WORK INSTRUCTIONS >>
Collect every line of the records below that contains the word "अलसकथ".

DATA >>

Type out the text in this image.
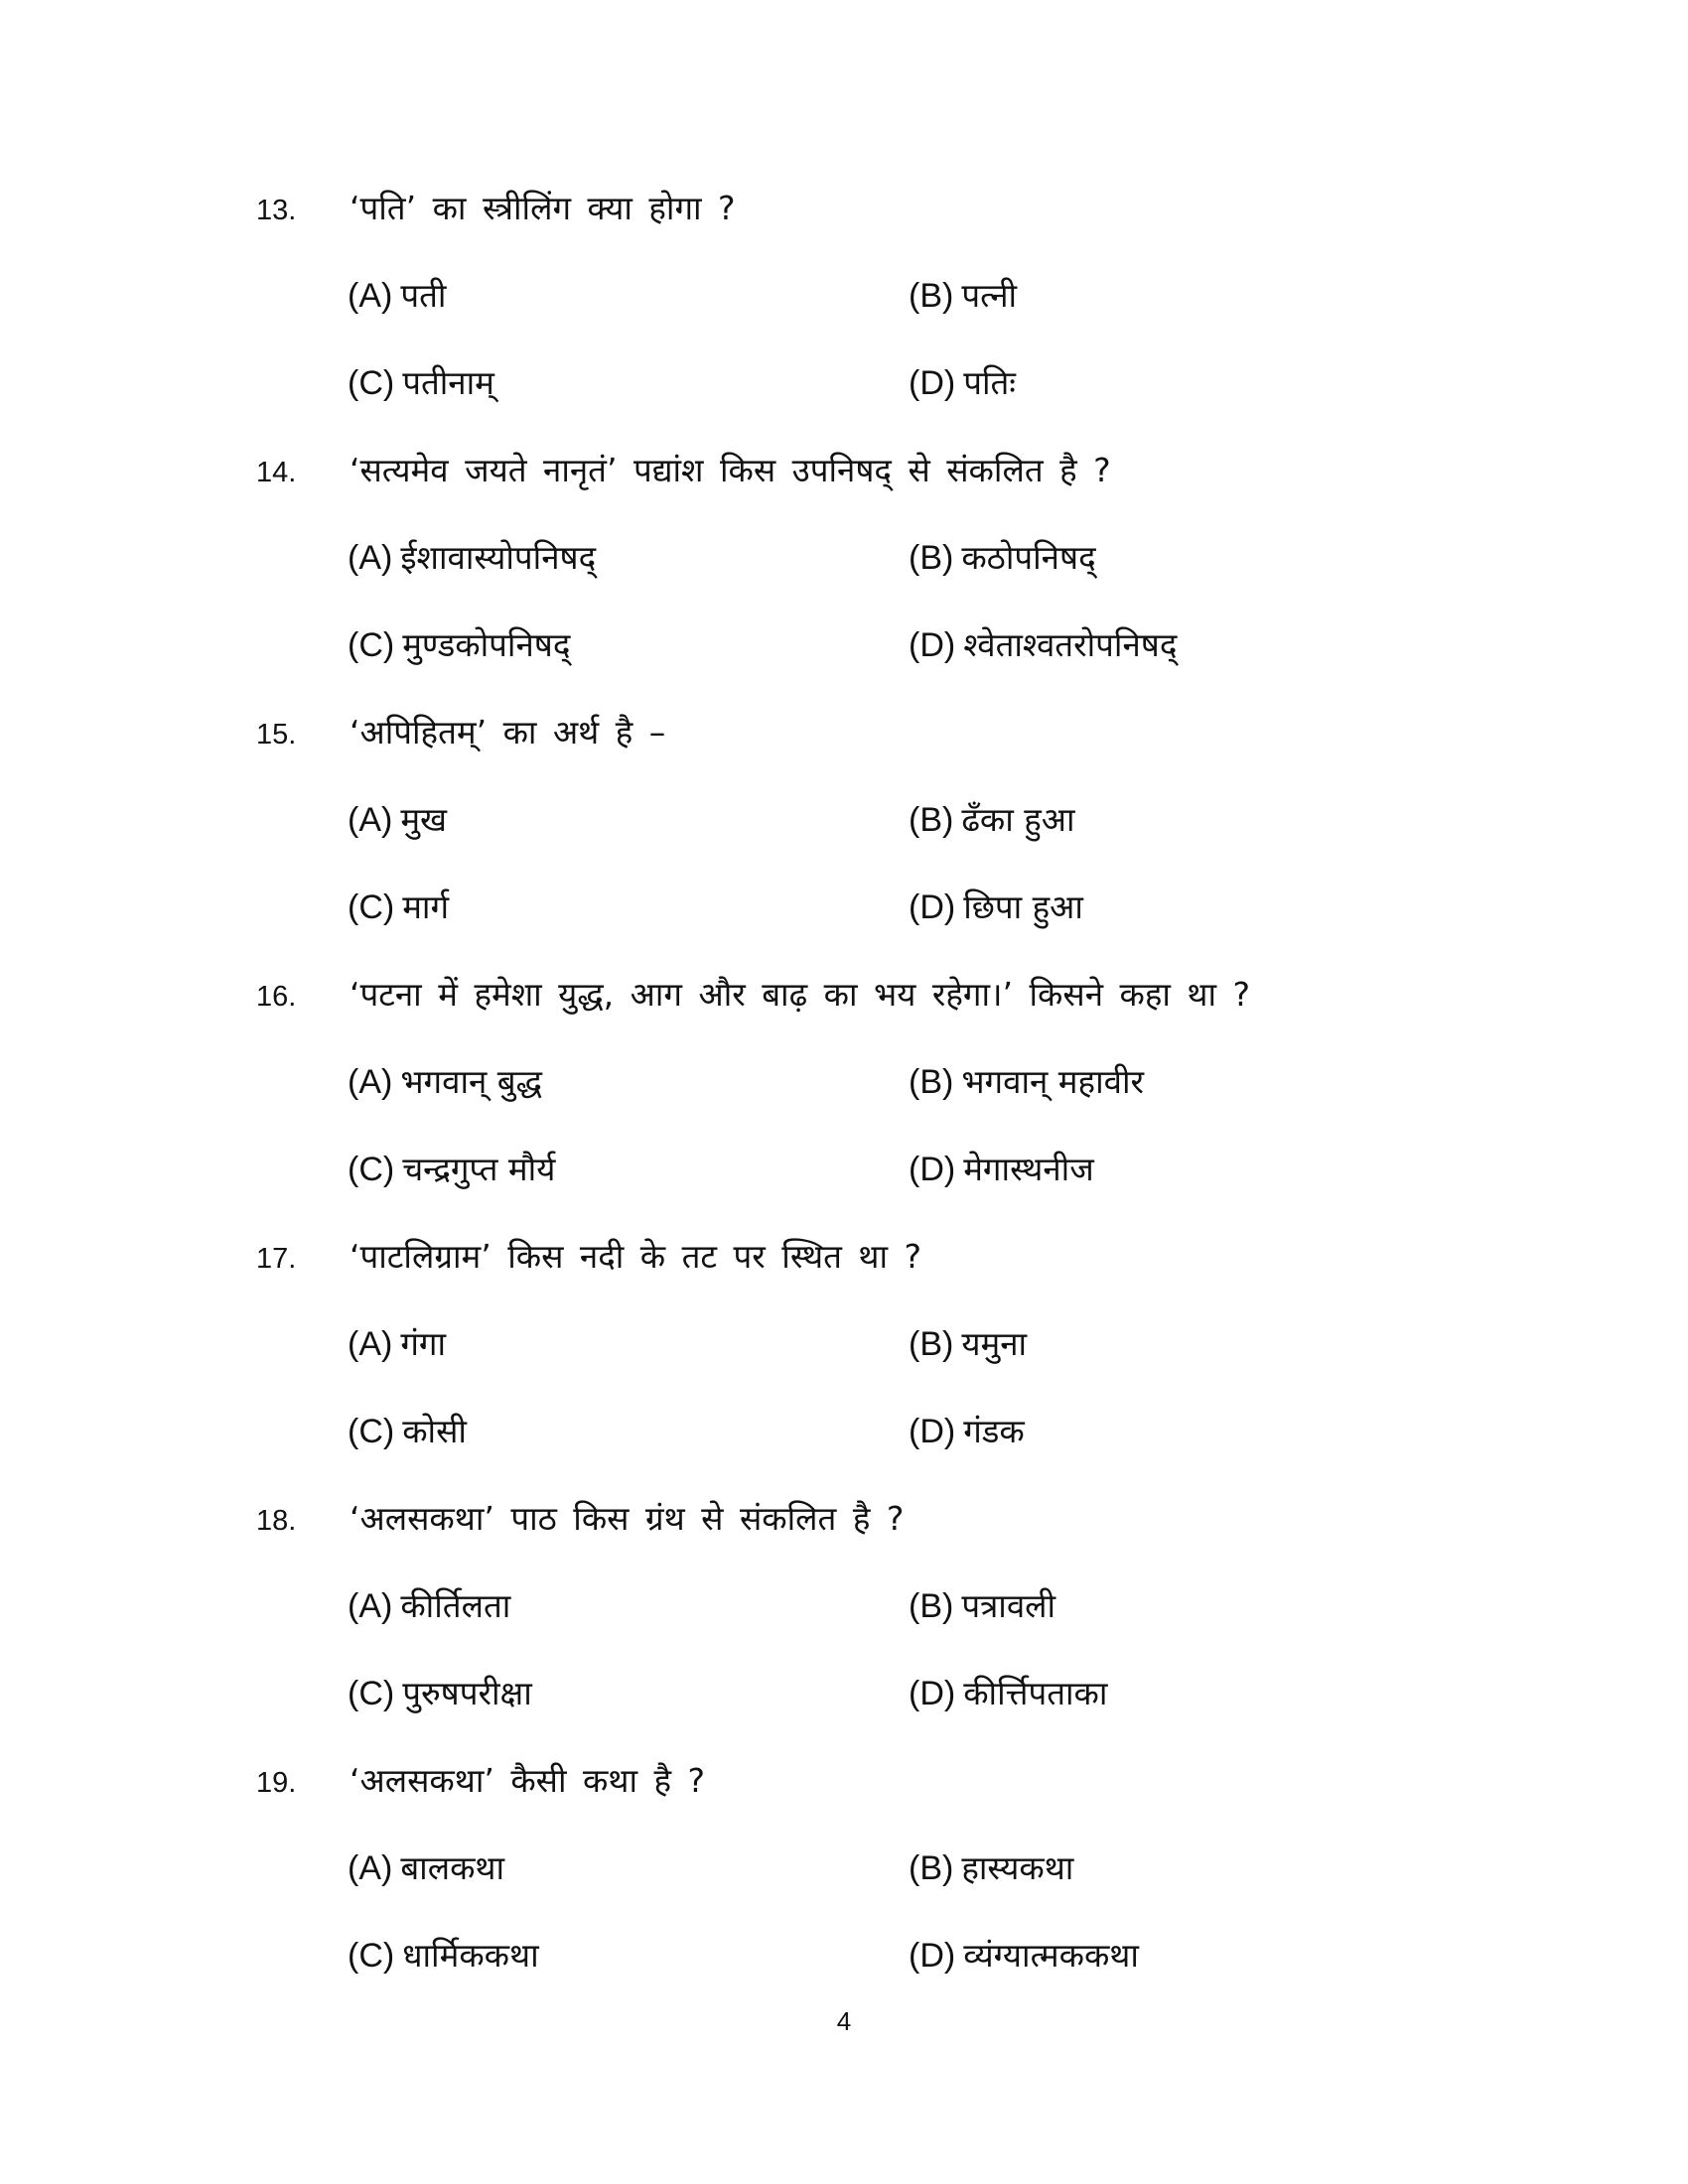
13. ‘पति’ का स्त्रीलिंग क्या होगा ?
(A) पती	(B) पत्नी
(C) पतीनाम्	(D) पतिः
14. ‘सत्यमेव जयते नानृतं’ पद्यांश किस उपनिषद् से संकलित है ?
(A) ईशावास्योपनिषद्	(B) कठोपनिषद्
(C) मुण्डकोपनिषद्	(D) श्वेताश्वतरोपनिषद्
15. ‘अपिहितम्’ का अर्थ है –
(A) मुख	(B) ढँका हुआ
(C) मार्ग	(D) छिपा हुआ
16. ‘पटना में हमेशा युद्ध, आग और बाढ़ का भय रहेगा।’ किसने कहा था ?
(A) भगवान् बुद्ध	(B) भगवान् महावीर
(C) चन्द्रगुप्त मौर्य	(D) मेगास्थनीज
17. ‘पाटलिग्राम’ किस नदी के तट पर स्थित था ?
(A) गंगा	(B) यमुना
(C) कोसी	(D) गंडक
18. ‘अलसकथा’ पाठ किस ग्रंथ से संकलित है ?
(A) कीर्तिलता	(B) पत्रावली
(C) पुरुषपरीक्षा	(D) कीर्त्तिपताका
19. ‘अलसकथा’ कैसी कथा है ?
(A) बालकथा	(B) हास्यकथा
(C) धार्मिककथा	(D) व्यंग्यात्मककथा
4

FINISHED ANSWER >>
18. ‘अलसकथा’ पाठ किस ग्रंथ से संकलित है ?
19. ‘अलसकथा’ कैसी कथा है ?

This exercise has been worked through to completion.